## ROWS

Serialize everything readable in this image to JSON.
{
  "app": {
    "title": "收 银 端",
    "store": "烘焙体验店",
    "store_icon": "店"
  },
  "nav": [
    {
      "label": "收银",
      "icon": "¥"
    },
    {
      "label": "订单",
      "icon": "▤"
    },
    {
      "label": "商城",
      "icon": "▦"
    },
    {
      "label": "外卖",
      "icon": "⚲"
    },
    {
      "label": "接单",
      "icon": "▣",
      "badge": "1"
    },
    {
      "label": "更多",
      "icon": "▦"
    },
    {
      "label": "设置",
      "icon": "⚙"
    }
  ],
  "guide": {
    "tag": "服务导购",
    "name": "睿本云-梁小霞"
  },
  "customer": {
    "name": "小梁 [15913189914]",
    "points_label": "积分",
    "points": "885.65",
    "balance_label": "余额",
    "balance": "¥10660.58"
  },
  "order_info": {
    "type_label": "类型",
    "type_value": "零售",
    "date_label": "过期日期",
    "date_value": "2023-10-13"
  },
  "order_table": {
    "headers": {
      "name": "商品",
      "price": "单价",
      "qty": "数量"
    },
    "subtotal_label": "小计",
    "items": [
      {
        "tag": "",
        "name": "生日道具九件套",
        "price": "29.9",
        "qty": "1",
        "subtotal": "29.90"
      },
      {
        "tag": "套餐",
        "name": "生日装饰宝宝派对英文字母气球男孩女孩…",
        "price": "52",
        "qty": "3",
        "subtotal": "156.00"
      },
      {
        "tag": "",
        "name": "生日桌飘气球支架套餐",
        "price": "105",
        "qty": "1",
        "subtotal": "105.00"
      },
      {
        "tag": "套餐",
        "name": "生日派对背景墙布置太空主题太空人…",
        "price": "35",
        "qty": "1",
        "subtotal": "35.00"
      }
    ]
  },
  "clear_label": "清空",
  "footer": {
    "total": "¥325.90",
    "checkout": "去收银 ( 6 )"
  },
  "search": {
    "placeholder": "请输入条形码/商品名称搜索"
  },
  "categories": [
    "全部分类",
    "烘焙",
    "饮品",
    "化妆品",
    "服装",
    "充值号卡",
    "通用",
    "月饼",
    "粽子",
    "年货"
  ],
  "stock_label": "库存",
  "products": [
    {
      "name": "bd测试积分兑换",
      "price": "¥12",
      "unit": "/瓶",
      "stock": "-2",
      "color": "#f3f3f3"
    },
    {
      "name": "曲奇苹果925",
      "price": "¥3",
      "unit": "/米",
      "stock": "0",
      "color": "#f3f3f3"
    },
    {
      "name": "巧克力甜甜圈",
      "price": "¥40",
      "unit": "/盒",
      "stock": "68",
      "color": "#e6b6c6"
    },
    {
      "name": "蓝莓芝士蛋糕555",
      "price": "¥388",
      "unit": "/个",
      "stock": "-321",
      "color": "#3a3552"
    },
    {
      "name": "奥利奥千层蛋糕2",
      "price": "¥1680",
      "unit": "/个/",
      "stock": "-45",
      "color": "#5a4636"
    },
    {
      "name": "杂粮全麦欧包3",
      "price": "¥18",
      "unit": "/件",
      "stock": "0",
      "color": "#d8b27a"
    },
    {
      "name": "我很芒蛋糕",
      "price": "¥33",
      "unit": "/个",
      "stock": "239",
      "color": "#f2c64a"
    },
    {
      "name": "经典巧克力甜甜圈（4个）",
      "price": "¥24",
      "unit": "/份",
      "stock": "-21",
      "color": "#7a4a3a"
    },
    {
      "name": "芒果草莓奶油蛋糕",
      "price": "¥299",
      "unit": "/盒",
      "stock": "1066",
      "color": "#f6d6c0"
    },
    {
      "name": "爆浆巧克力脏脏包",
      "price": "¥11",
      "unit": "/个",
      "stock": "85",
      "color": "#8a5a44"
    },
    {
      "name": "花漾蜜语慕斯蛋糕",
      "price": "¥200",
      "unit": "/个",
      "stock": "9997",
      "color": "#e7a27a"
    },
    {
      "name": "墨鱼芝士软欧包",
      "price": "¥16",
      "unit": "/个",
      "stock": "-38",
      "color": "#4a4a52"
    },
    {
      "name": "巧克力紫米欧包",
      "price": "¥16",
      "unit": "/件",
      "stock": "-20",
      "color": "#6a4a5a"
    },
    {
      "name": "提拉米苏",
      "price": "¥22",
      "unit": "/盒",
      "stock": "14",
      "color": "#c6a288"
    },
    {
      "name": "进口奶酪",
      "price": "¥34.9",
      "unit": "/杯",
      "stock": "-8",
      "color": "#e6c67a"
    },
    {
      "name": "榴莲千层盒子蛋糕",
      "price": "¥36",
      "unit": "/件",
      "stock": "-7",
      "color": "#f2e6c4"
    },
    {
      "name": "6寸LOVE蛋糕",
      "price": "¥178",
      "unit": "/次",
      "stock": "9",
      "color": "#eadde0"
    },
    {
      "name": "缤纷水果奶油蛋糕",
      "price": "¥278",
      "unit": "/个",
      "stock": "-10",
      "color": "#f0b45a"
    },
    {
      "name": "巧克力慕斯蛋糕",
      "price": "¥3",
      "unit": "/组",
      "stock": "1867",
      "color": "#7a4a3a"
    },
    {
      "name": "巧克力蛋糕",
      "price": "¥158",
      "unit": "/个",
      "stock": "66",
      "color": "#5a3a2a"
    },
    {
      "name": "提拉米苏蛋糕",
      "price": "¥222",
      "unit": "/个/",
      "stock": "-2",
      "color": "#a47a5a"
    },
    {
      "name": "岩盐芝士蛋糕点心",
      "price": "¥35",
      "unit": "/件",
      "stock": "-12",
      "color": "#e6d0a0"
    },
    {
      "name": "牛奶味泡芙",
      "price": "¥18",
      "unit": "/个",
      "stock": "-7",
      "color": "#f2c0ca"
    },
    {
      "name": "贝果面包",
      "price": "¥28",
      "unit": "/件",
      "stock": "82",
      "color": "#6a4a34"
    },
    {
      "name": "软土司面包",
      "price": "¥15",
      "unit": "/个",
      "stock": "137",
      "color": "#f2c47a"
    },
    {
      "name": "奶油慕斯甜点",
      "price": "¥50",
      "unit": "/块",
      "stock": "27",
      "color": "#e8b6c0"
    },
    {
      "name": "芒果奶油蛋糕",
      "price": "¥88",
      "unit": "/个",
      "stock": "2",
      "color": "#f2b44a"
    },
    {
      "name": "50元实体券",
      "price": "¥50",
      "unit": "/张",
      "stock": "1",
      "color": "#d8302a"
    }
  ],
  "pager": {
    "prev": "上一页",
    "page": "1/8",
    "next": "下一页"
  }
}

* * *

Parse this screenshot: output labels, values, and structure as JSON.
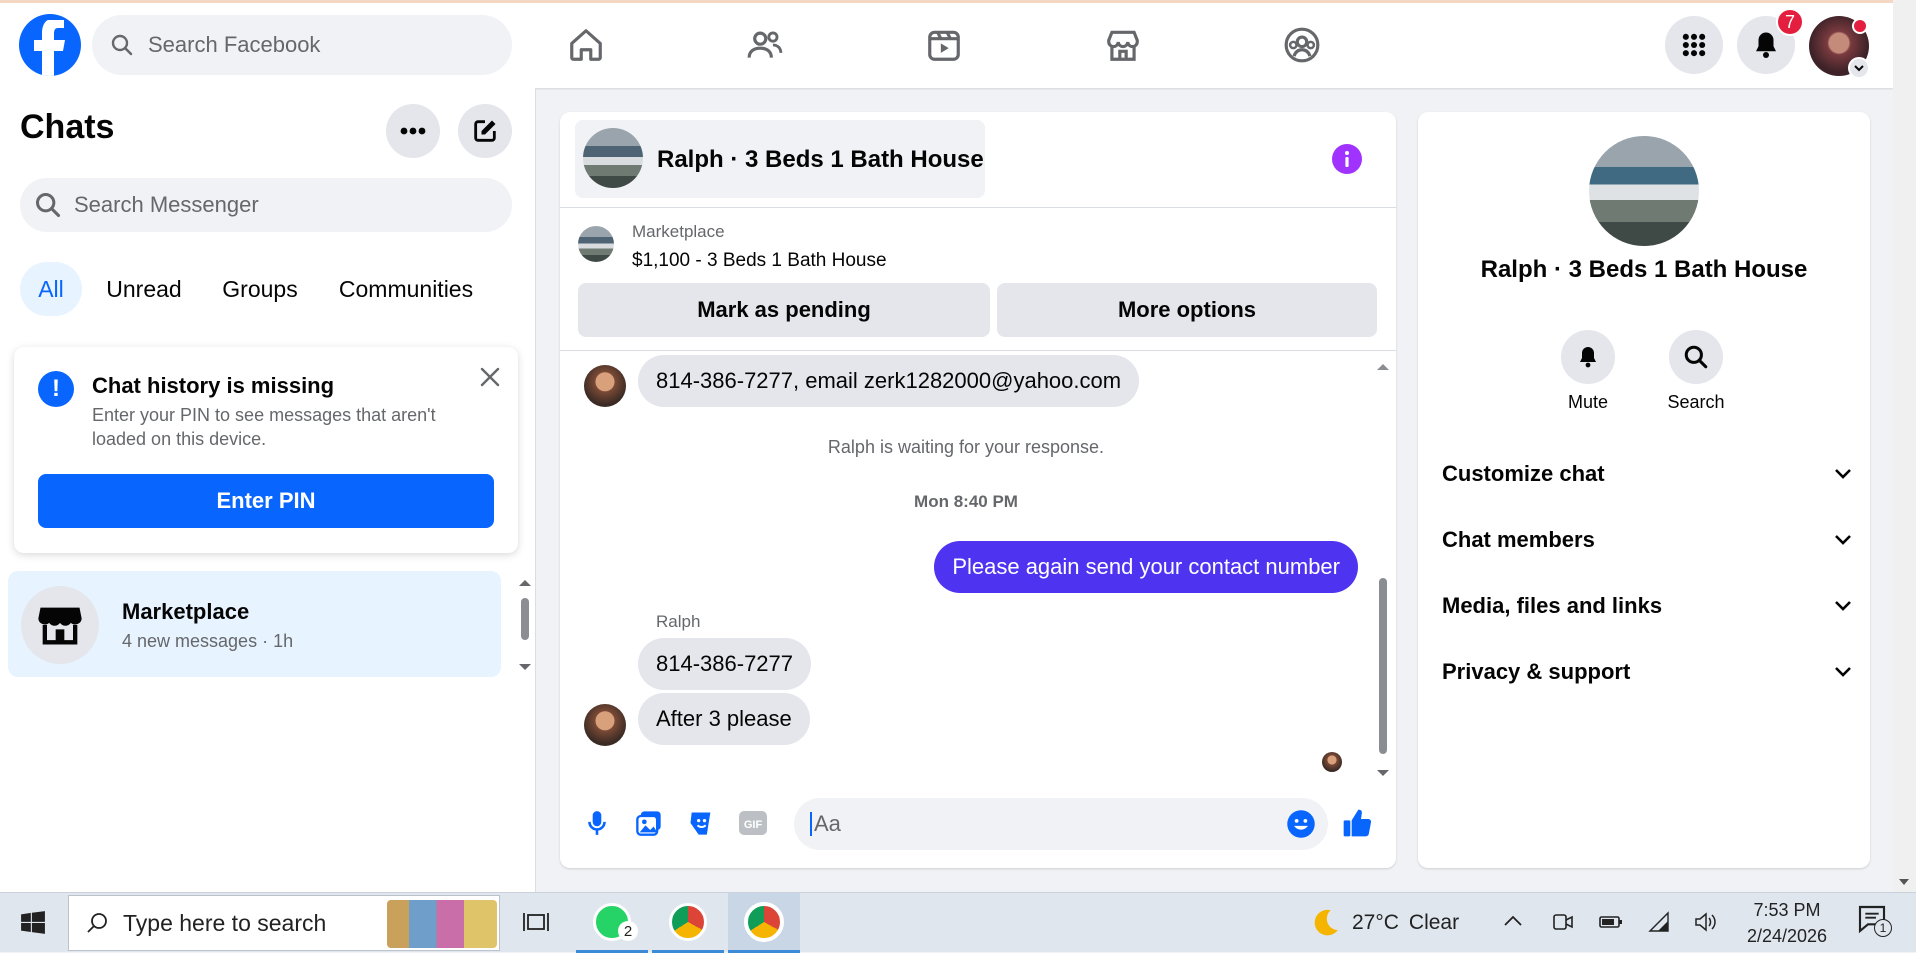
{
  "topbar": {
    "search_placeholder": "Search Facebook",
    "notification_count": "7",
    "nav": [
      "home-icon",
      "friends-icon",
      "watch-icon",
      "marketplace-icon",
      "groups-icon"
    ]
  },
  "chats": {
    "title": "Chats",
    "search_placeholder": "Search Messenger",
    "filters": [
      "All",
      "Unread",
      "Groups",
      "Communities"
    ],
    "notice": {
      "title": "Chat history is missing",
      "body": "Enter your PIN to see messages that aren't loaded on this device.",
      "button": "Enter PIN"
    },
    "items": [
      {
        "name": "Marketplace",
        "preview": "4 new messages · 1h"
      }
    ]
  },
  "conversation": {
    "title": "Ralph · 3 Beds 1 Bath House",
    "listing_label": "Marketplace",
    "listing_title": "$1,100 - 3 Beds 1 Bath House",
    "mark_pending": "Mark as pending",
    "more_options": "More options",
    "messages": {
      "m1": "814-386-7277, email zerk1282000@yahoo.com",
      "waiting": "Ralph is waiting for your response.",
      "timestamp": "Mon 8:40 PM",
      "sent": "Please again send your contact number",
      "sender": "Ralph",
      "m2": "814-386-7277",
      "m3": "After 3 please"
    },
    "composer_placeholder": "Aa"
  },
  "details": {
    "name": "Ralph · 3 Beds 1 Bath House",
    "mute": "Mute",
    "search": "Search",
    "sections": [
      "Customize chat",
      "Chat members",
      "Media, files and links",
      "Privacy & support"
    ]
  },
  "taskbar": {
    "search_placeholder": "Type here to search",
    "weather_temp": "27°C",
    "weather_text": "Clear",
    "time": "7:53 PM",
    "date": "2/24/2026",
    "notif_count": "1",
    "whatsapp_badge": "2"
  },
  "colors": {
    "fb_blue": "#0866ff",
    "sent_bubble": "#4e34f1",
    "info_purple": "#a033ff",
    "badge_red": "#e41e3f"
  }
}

## YOUR OBJECTIVE
Copy out each line of the data containing the string "Ralph".

## EXERCISE ANSWER
    "title": "Ralph · 3 Beds 1 Bath House",
      "waiting": "Ralph is waiting for your response.",
      "sender": "Ralph",
    "name": "Ralph · 3 Beds 1 Bath House",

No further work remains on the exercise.